Begin Data section
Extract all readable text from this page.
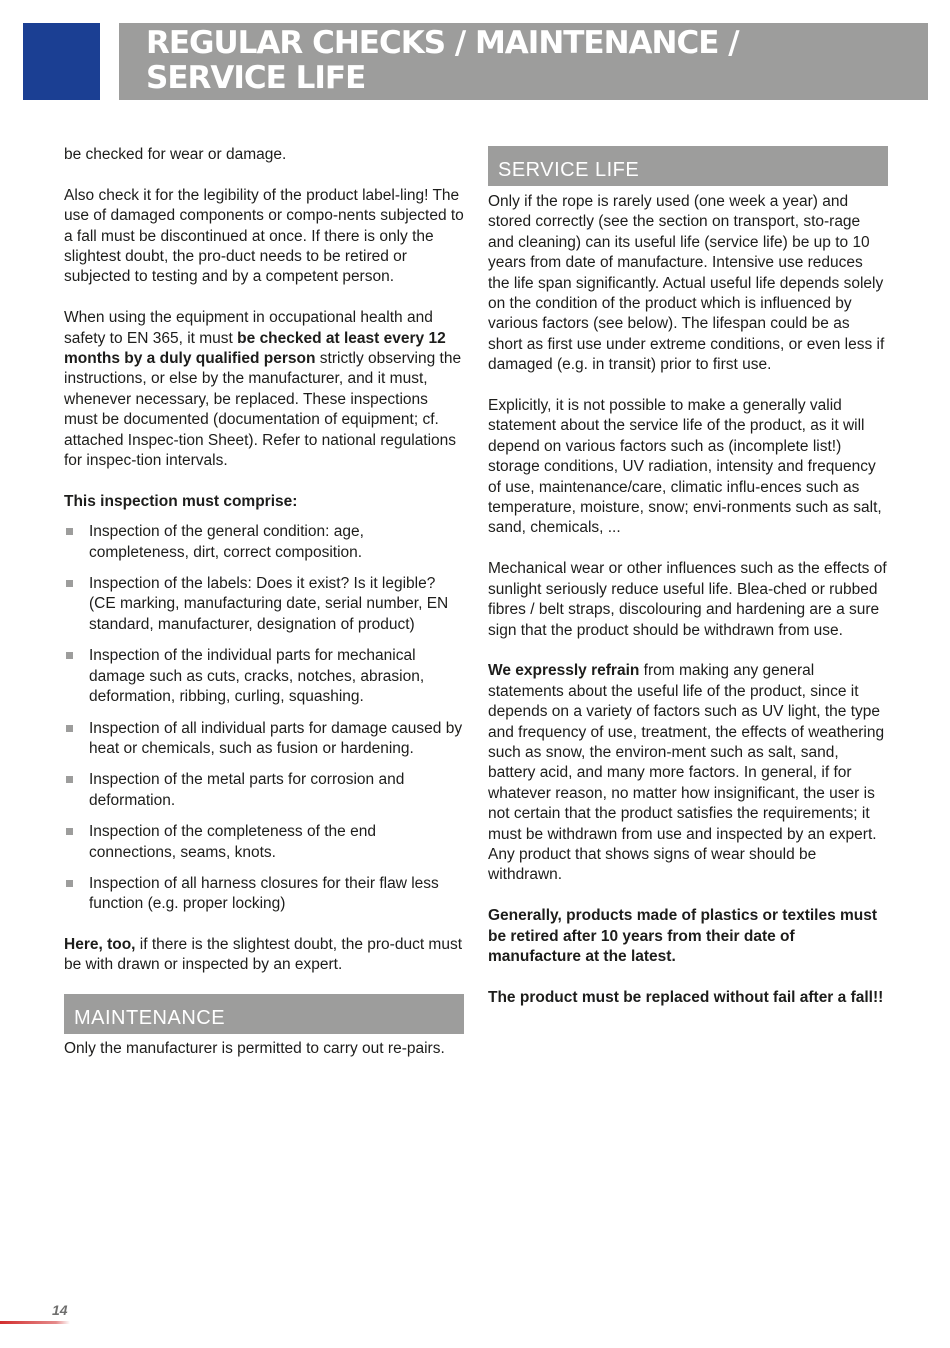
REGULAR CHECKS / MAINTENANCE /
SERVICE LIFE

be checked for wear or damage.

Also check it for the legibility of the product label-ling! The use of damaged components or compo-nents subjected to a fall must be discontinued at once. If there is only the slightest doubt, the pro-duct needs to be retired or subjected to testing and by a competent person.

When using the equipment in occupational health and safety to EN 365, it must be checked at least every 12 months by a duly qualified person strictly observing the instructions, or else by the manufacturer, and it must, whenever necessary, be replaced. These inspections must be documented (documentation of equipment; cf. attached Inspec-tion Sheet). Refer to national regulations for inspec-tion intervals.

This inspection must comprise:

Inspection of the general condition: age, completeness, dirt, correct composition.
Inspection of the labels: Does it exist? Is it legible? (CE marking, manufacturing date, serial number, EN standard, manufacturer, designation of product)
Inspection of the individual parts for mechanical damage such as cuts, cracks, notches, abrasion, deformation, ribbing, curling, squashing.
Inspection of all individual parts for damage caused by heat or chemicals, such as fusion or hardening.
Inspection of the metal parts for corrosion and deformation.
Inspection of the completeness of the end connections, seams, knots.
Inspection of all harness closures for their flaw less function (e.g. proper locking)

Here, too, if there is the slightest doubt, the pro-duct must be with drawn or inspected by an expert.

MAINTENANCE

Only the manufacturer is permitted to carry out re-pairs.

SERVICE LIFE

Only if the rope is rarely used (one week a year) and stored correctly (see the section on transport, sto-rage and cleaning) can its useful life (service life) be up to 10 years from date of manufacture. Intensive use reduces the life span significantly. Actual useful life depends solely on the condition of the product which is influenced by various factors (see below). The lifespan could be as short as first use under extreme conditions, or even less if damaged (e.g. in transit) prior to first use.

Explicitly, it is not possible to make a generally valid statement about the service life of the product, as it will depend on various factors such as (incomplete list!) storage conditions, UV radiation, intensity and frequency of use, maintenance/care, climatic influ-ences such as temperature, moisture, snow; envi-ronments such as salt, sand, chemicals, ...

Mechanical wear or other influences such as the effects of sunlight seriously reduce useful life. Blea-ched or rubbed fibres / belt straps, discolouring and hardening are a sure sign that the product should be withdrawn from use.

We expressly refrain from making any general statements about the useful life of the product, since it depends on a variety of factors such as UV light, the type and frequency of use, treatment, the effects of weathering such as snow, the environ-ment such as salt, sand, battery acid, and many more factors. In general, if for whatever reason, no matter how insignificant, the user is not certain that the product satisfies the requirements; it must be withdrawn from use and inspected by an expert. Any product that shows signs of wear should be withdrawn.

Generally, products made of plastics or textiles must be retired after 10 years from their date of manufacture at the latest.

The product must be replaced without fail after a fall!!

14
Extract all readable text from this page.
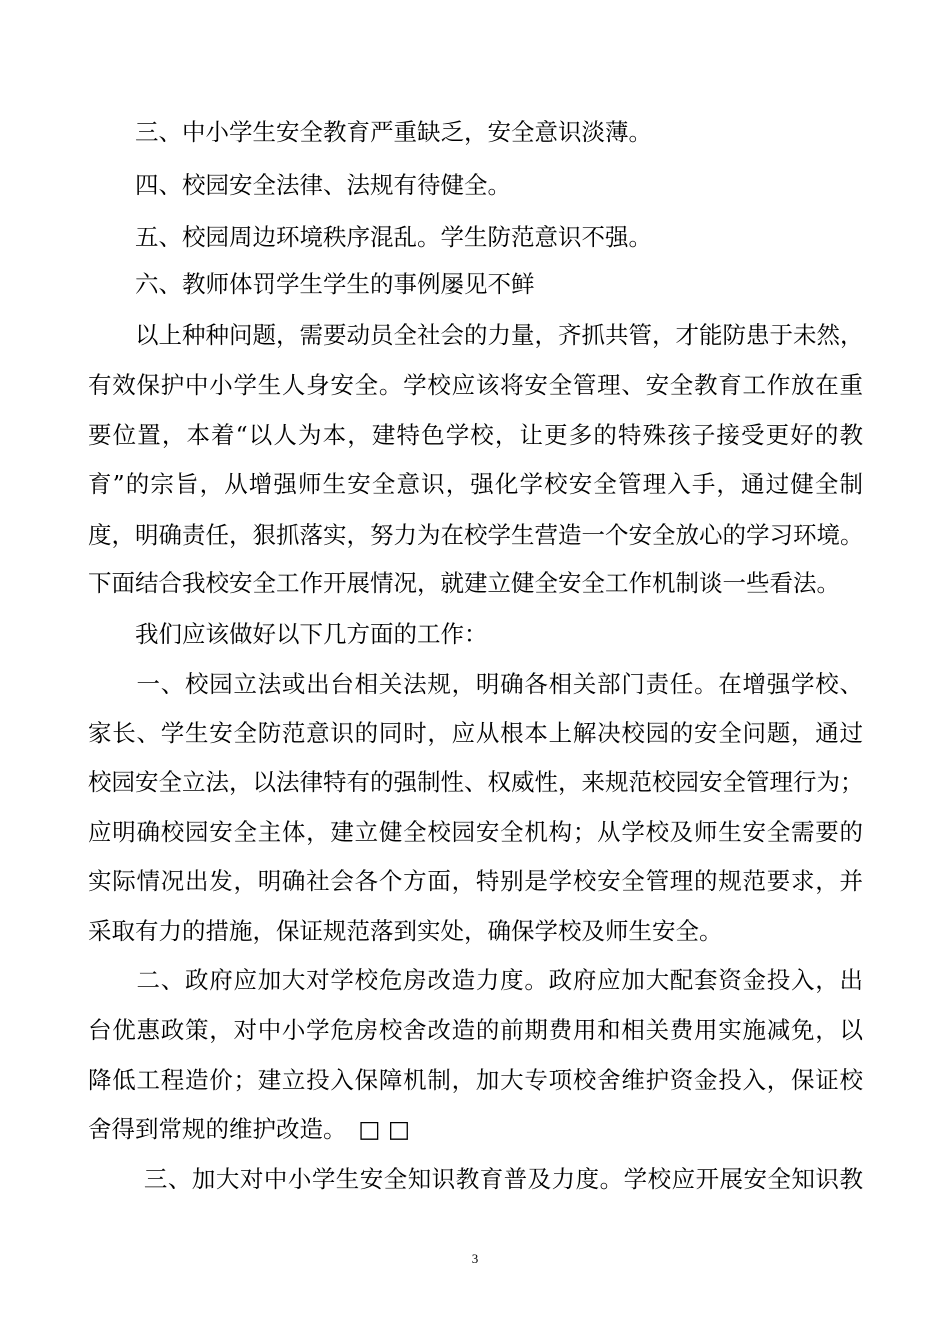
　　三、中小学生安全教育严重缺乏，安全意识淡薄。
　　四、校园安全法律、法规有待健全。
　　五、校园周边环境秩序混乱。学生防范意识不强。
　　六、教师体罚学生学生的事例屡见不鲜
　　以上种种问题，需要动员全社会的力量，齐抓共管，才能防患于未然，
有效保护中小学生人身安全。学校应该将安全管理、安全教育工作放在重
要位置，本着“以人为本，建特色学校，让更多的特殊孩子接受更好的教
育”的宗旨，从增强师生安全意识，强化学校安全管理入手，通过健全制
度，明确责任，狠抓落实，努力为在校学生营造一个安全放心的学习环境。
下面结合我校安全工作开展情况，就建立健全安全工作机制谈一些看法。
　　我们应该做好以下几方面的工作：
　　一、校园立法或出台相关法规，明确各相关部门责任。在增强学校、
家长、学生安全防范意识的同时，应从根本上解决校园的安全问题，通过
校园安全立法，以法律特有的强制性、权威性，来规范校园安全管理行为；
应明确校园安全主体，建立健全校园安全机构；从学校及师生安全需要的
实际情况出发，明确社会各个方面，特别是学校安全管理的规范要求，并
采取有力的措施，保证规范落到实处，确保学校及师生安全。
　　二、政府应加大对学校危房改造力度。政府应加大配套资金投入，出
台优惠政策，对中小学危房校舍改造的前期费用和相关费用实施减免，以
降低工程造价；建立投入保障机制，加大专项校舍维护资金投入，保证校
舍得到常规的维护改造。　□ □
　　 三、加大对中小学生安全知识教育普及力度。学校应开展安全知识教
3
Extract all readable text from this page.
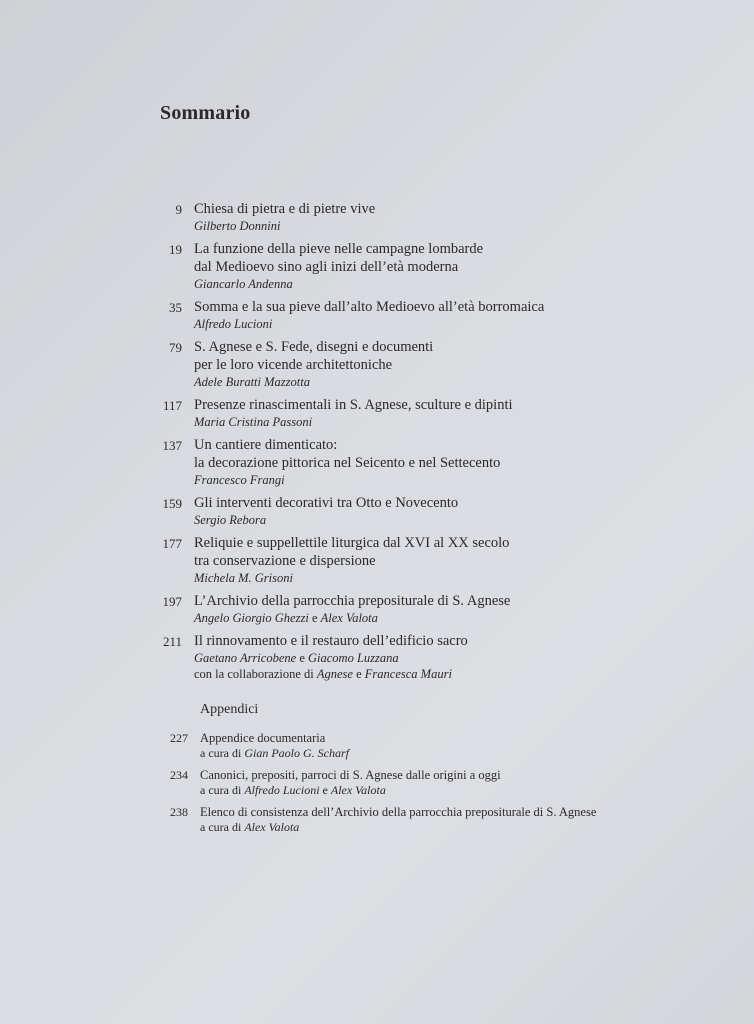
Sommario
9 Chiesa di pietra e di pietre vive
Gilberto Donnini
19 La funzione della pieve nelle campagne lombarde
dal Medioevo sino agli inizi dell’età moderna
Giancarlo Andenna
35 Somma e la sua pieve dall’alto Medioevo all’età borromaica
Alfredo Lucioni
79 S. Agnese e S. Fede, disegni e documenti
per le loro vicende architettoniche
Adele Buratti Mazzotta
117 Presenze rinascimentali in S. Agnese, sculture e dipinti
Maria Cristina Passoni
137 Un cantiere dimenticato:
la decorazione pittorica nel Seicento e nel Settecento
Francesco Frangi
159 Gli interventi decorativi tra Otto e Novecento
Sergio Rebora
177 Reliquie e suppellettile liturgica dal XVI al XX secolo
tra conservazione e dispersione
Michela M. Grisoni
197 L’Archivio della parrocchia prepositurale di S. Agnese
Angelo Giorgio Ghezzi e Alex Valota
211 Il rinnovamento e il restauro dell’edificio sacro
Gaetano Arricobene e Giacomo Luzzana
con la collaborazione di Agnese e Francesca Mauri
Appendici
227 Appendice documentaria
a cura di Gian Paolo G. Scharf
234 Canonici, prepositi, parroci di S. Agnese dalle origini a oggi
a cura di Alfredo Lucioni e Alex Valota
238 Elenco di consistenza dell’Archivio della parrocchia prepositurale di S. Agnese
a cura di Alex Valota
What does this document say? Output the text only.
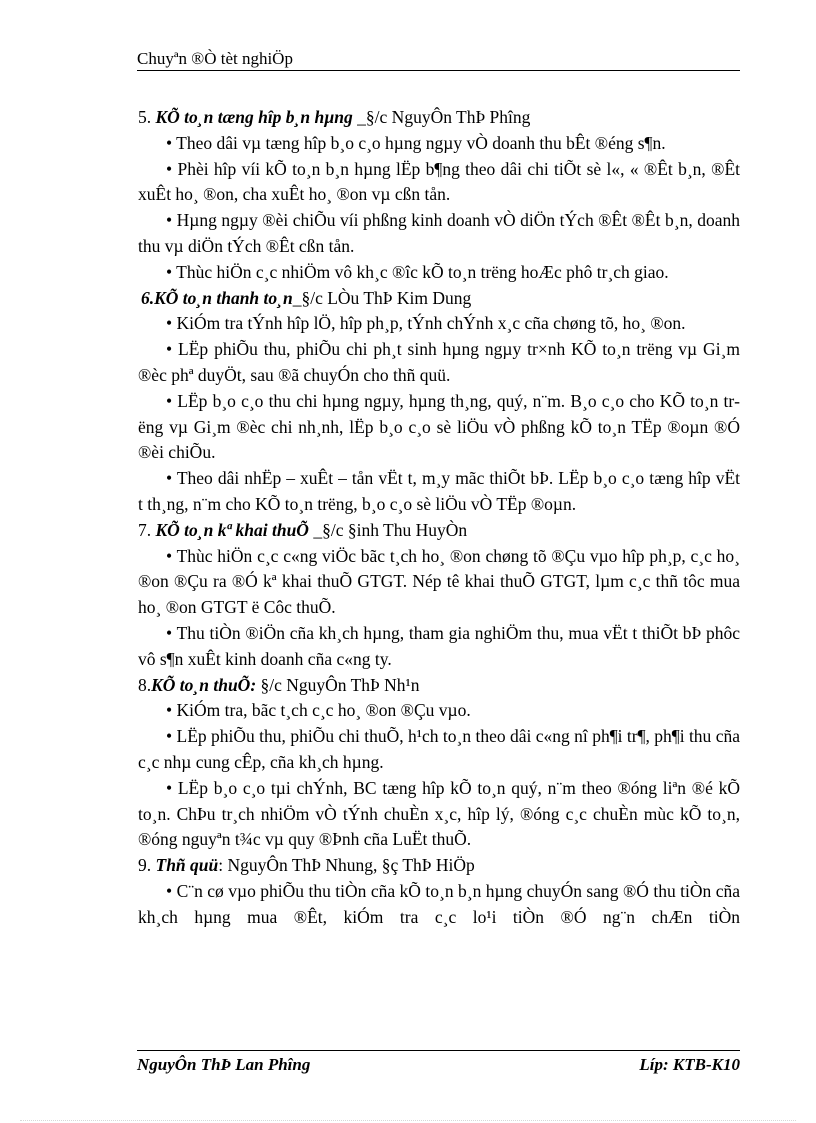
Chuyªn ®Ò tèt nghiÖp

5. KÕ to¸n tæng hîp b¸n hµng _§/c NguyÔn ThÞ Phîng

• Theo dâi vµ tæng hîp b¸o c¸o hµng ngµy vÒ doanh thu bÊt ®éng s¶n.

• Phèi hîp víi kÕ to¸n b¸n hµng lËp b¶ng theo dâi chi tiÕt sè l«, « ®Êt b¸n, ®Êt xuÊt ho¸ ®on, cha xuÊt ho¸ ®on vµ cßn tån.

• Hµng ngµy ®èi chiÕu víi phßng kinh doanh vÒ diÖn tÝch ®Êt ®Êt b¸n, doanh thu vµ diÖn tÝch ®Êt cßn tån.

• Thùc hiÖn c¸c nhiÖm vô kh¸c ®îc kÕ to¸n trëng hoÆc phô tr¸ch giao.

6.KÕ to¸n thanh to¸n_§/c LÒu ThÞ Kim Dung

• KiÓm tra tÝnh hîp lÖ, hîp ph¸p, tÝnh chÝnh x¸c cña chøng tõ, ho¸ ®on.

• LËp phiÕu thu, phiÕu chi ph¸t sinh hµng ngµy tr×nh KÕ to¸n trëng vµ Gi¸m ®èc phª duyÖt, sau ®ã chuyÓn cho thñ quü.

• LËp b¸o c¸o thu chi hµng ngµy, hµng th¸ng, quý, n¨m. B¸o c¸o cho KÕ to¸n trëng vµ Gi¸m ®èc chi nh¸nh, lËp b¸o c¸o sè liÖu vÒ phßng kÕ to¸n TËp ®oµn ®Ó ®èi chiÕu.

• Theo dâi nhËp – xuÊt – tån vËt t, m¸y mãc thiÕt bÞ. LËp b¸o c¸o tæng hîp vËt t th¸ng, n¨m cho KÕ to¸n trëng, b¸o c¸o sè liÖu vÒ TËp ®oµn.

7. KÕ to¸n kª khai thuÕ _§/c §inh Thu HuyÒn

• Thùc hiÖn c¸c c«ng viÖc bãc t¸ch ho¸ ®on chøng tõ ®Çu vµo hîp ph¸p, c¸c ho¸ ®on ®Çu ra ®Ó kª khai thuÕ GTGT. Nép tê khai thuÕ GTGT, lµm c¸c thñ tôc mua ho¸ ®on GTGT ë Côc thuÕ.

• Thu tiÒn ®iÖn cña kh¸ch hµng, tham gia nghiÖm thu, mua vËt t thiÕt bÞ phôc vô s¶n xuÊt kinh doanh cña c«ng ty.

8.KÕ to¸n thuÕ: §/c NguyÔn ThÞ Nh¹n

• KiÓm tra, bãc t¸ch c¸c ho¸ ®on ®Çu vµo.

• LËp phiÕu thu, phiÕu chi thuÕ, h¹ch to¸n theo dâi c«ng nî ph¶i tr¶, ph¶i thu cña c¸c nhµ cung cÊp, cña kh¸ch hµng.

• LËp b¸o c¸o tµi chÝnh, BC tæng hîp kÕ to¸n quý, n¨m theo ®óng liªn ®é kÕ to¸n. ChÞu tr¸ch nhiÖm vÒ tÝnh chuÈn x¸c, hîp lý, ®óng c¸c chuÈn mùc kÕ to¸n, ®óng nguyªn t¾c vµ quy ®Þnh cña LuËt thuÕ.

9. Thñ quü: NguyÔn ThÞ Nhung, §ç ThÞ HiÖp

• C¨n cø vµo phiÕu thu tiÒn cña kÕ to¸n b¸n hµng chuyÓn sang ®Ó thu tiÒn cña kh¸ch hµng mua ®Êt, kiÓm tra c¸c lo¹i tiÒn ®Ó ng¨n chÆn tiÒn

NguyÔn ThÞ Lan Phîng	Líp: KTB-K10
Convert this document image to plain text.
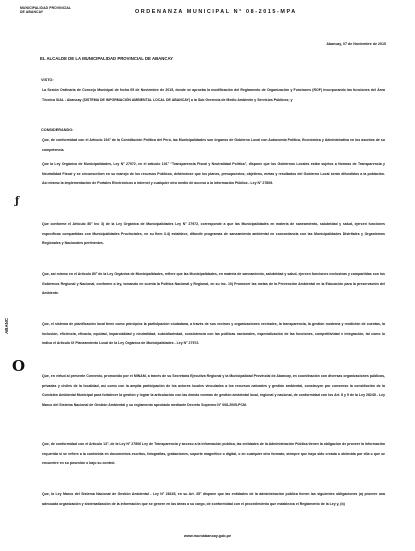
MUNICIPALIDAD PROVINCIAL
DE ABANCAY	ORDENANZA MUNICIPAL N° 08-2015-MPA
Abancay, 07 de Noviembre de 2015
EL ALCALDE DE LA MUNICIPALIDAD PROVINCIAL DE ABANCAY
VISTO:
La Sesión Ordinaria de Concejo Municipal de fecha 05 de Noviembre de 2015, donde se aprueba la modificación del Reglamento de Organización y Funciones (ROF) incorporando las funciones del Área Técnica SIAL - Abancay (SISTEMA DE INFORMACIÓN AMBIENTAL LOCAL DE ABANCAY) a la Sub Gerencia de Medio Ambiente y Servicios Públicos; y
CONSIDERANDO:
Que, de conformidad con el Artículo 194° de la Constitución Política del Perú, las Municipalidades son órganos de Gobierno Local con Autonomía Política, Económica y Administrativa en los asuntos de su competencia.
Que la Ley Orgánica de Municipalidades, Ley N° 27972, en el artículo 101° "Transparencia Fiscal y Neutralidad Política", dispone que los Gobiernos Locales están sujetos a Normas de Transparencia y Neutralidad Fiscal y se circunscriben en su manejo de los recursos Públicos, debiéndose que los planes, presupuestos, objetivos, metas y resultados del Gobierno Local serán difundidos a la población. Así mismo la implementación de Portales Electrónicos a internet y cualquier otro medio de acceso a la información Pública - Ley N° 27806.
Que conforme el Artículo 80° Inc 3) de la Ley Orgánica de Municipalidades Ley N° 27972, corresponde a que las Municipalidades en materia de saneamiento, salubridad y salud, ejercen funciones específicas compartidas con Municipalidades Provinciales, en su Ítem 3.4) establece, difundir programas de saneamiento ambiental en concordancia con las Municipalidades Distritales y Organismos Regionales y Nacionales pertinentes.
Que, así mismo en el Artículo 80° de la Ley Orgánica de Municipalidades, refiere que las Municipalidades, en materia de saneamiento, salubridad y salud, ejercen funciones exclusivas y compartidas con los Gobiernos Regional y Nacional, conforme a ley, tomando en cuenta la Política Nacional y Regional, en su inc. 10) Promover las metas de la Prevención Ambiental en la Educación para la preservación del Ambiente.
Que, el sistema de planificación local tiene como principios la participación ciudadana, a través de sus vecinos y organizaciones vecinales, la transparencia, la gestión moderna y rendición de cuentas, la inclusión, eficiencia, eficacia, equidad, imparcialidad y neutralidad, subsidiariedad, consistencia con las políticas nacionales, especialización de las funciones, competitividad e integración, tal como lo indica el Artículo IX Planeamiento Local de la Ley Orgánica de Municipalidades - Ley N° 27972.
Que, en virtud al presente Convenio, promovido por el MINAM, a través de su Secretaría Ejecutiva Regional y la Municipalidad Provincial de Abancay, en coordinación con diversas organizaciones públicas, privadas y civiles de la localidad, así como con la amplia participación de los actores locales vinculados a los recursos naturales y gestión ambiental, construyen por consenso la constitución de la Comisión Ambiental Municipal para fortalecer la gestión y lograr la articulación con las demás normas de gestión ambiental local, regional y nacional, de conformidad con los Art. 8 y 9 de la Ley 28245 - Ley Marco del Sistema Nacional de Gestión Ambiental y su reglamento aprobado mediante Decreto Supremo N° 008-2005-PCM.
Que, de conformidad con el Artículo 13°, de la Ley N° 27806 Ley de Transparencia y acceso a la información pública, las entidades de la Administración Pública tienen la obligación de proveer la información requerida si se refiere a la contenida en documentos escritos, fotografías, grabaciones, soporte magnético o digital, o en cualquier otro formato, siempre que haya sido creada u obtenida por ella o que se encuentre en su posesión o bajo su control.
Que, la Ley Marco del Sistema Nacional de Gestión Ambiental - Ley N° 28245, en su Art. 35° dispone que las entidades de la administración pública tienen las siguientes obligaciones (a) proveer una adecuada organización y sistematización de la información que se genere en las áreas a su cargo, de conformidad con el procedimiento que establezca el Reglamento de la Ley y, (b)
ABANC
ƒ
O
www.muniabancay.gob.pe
End Data section
Your task:
Go through the entries above and copy every line containing "individual".

Result:
Inspection of the individual parts for mechanical damage such as cuts, cracks, notches, abrasion, deformation, ribbing, curling, squashing.
Inspection of all individual parts for damage caused by heat or chemicals, such as fusion or hardening.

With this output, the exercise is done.